- STORED RECORDS -
▼
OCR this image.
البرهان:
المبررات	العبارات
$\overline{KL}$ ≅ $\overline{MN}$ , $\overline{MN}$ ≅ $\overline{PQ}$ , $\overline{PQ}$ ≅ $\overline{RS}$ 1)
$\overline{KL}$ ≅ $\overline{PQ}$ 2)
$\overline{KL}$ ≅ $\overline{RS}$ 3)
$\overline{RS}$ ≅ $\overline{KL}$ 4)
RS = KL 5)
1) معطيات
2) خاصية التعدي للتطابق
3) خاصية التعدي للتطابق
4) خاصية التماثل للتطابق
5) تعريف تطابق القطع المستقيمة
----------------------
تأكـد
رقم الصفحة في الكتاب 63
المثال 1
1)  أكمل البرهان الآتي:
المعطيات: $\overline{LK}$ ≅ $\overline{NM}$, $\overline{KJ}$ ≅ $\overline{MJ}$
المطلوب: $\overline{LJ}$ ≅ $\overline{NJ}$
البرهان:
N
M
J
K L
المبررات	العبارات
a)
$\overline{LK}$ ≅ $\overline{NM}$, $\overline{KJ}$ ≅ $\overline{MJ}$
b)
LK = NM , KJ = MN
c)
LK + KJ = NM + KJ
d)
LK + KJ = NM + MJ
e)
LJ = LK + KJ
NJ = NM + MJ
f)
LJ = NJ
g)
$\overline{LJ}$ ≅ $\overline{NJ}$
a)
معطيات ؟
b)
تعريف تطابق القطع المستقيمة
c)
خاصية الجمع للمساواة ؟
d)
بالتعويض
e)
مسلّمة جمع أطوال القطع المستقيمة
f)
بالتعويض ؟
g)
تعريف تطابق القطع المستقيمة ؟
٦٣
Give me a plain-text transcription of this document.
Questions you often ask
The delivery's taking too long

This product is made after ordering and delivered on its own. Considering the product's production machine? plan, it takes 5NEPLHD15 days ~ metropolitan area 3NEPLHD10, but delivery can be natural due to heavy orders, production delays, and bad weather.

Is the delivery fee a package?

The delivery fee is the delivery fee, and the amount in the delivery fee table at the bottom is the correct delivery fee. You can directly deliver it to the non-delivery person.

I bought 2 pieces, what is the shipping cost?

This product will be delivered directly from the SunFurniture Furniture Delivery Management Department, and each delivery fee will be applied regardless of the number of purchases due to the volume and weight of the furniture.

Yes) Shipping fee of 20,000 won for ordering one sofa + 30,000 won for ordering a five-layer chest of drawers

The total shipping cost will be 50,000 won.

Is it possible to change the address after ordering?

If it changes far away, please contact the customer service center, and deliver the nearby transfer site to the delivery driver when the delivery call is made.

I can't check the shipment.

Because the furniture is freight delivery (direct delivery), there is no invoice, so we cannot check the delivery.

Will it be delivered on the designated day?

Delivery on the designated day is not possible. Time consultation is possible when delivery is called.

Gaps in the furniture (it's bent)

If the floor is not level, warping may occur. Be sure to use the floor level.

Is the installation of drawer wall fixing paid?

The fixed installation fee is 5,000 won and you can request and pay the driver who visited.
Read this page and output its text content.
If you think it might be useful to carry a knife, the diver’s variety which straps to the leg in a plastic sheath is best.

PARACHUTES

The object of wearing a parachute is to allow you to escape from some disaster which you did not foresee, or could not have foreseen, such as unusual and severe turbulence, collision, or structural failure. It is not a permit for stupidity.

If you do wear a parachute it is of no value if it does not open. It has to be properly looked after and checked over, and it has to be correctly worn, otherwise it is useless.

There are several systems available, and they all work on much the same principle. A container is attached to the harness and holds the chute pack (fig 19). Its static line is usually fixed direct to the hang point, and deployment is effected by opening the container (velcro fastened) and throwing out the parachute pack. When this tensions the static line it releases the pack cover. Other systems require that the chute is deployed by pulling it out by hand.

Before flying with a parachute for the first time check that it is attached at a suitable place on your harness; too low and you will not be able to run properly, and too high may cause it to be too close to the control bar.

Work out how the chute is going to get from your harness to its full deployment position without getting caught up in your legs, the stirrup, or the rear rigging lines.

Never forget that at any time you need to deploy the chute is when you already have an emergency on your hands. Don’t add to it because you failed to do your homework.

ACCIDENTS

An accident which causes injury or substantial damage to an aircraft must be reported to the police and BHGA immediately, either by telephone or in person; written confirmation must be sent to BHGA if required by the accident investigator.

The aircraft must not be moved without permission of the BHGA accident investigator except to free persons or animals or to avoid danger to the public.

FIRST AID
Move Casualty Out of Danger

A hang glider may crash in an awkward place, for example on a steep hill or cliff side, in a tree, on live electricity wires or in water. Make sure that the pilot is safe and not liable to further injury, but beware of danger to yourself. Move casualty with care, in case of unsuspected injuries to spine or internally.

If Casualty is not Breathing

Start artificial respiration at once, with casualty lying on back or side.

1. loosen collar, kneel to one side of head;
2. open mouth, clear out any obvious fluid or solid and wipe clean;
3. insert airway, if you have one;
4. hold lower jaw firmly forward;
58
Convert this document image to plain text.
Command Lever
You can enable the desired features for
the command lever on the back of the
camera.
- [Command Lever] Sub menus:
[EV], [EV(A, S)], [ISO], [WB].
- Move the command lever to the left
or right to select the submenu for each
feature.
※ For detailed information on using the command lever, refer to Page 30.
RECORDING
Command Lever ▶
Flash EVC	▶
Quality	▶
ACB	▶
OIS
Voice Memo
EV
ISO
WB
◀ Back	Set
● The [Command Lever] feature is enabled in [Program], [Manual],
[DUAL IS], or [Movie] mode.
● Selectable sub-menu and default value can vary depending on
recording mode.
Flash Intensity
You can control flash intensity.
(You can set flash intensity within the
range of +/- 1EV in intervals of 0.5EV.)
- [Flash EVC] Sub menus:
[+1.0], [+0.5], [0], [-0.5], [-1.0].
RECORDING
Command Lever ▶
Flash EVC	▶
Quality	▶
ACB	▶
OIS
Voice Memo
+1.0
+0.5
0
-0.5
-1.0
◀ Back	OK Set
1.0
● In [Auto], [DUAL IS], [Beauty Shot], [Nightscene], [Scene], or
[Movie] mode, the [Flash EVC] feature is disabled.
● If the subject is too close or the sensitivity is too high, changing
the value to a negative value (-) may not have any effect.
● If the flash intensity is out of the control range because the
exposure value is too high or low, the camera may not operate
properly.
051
▲
Every line above should be retyped exactly as given.

- WRITTEN ANSWER -
OCR this image.
البرهان:
المبررات	العبارات
$\overline{KL}$ ≅ $\overline{MN}$ , $\overline{MN}$ ≅ $\overline{PQ}$ , $\overline{PQ}$ ≅ $\overline{RS}$ 1)
$\overline{KL}$ ≅ $\overline{PQ}$ 2)
$\overline{KL}$ ≅ $\overline{RS}$ 3)
$\overline{RS}$ ≅ $\overline{KL}$ 4)
RS = KL 5)
1) معطيات
2) خاصية التعدي للتطابق
3) خاصية التعدي للتطابق
4) خاصية التماثل للتطابق
5) تعريف تطابق القطع المستقيمة
----------------------
تأكـد
رقم الصفحة في الكتاب 63
المثال 1
1)  أكمل البرهان الآتي:
المعطيات: $\overline{LK}$ ≅ $\overline{NM}$, $\overline{KJ}$ ≅ $\overline{MJ}$
المطلوب: $\overline{LJ}$ ≅ $\overline{NJ}$
البرهان:
N
M
J
K L
المبررات	العبارات
a)
$\overline{LK}$ ≅ $\overline{NM}$, $\overline{KJ}$ ≅ $\overline{MJ}$
b)
LK = NM , KJ = MN
c)
LK + KJ = NM + KJ
d)
LK + KJ = NM + MJ
e)
LJ = LK + KJ
NJ = NM + MJ
f)
LJ = NJ
g)
$\overline{LJ}$ ≅ $\overline{NJ}$
a)
معطيات ؟
b)
تعريف تطابق القطع المستقيمة
c)
خاصية الجمع للمساواة ؟
d)
بالتعويض
e)
مسلّمة جمع أطوال القطع المستقيمة
f)
بالتعويض ؟
g)
تعريف تطابق القطع المستقيمة ؟
٦٣
Give me a plain-text transcription of this document.
Questions you often ask
The delivery's taking too long

This product is made after ordering and delivered on its own. Considering the product's production machine? plan, it takes 5NEPLHD15 days ~ metropolitan area 3NEPLHD10, but delivery can be natural due to heavy orders, production delays, and bad weather.

Is the delivery fee a package?

The delivery fee is the delivery fee, and the amount in the delivery fee table at the bottom is the correct delivery fee. You can directly deliver it to the non-delivery person.

I bought 2 pieces, what is the shipping cost?

This product will be delivered directly from the SunFurniture Furniture Delivery Management Department, and each delivery fee will be applied regardless of the number of purchases due to the volume and weight of the furniture.

Yes) Shipping fee of 20,000 won for ordering one sofa + 30,000 won for ordering a five-layer chest of drawers

The total shipping cost will be 50,000 won.

Is it possible to change the address after ordering?

If it changes far away, please contact the customer service center, and deliver the nearby transfer site to the delivery driver when the delivery call is made.

I can't check the shipment.

Because the furniture is freight delivery (direct delivery), there is no invoice, so we cannot check the delivery.

Will it be delivered on the designated day?

Delivery on the designated day is not possible. Time consultation is possible when delivery is called.

Gaps in the furniture (it's bent)

If the floor is not level, warping may occur. Be sure to use the floor level.

Is the installation of drawer wall fixing paid?

The fixed installation fee is 5,000 won and you can request and pay the driver who visited.
Read this page and output its text content.
If you think it might be useful to carry a knife, the diver’s variety which straps to the leg in a plastic sheath is best.

PARACHUTES

The object of wearing a parachute is to allow you to escape from some disaster which you did not foresee, or could not have foreseen, such as unusual and severe turbulence, collision, or structural failure. It is not a permit for stupidity.

If you do wear a parachute it is of no value if it does not open. It has to be properly looked after and checked over, and it has to be correctly worn, otherwise it is useless.

There are several systems available, and they all work on much the same principle. A container is attached to the harness and holds the chute pack (fig 19). Its static line is usually fixed direct to the hang point, and deployment is effected by opening the container (velcro fastened) and throwing out the parachute pack. When this tensions the static line it releases the pack cover. Other systems require that the chute is deployed by pulling it out by hand.

Before flying with a parachute for the first time check that it is attached at a suitable place on your harness; too low and you will not be able to run properly, and too high may cause it to be too close to the control bar.

Work out how the chute is going to get from your harness to its full deployment position without getting caught up in your legs, the stirrup, or the rear rigging lines.

Never forget that at any time you need to deploy the chute is when you already have an emergency on your hands. Don’t add to it because you failed to do your homework.

ACCIDENTS

An accident which causes injury or substantial damage to an aircraft must be reported to the police and BHGA immediately, either by telephone or in person; written confirmation must be sent to BHGA if required by the accident investigator.

The aircraft must not be moved without permission of the BHGA accident investigator except to free persons or animals or to avoid danger to the public.

FIRST AID
Move Casualty Out of Danger

A hang glider may crash in an awkward place, for example on a steep hill or cliff side, in a tree, on live electricity wires or in water. Make sure that the pilot is safe and not liable to further injury, but beware of danger to yourself. Move casualty with care, in case of unsuspected injuries to spine or internally.

If Casualty is not Breathing

Start artificial respiration at once, with casualty lying on back or side.

1. loosen collar, kneel to one side of head;
2. open mouth, clear out any obvious fluid or solid and wipe clean;
3. insert airway, if you have one;
4. hold lower jaw firmly forward;
58
Convert this document image to plain text.
Command Lever
You can enable the desired features for
the command lever on the back of the
camera.
- [Command Lever] Sub menus:
[EV], [EV(A, S)], [ISO], [WB].
- Move the command lever to the left
or right to select the submenu for each
feature.
※ For detailed information on using the command lever, refer to Page 30.
RECORDING
Command Lever ▶
Flash EVC	▶
Quality	▶
ACB	▶
OIS
Voice Memo
EV
ISO
WB
◀ Back	Set
● The [Command Lever] feature is enabled in [Program], [Manual],
[DUAL IS], or [Movie] mode.
● Selectable sub-menu and default value can vary depending on
recording mode.
Flash Intensity
You can control flash intensity.
(You can set flash intensity within the
range of +/- 1EV in intervals of 0.5EV.)
- [Flash EVC] Sub menus:
[+1.0], [+0.5], [0], [-0.5], [-1.0].
RECORDING
Command Lever ▶
Flash EVC	▶
Quality	▶
ACB	▶
OIS
Voice Memo
+1.0
+0.5
0
-0.5
-1.0
◀ Back	OK Set
1.0
● In [Auto], [DUAL IS], [Beauty Shot], [Nightscene], [Scene], or
[Movie] mode, the [Flash EVC] feature is disabled.
● If the subject is too close or the sensitivity is too high, changing
the value to a negative value (-) may not have any effect.
● If the flash intensity is out of the control range because the
exposure value is too high or low, the camera may not operate
properly.
051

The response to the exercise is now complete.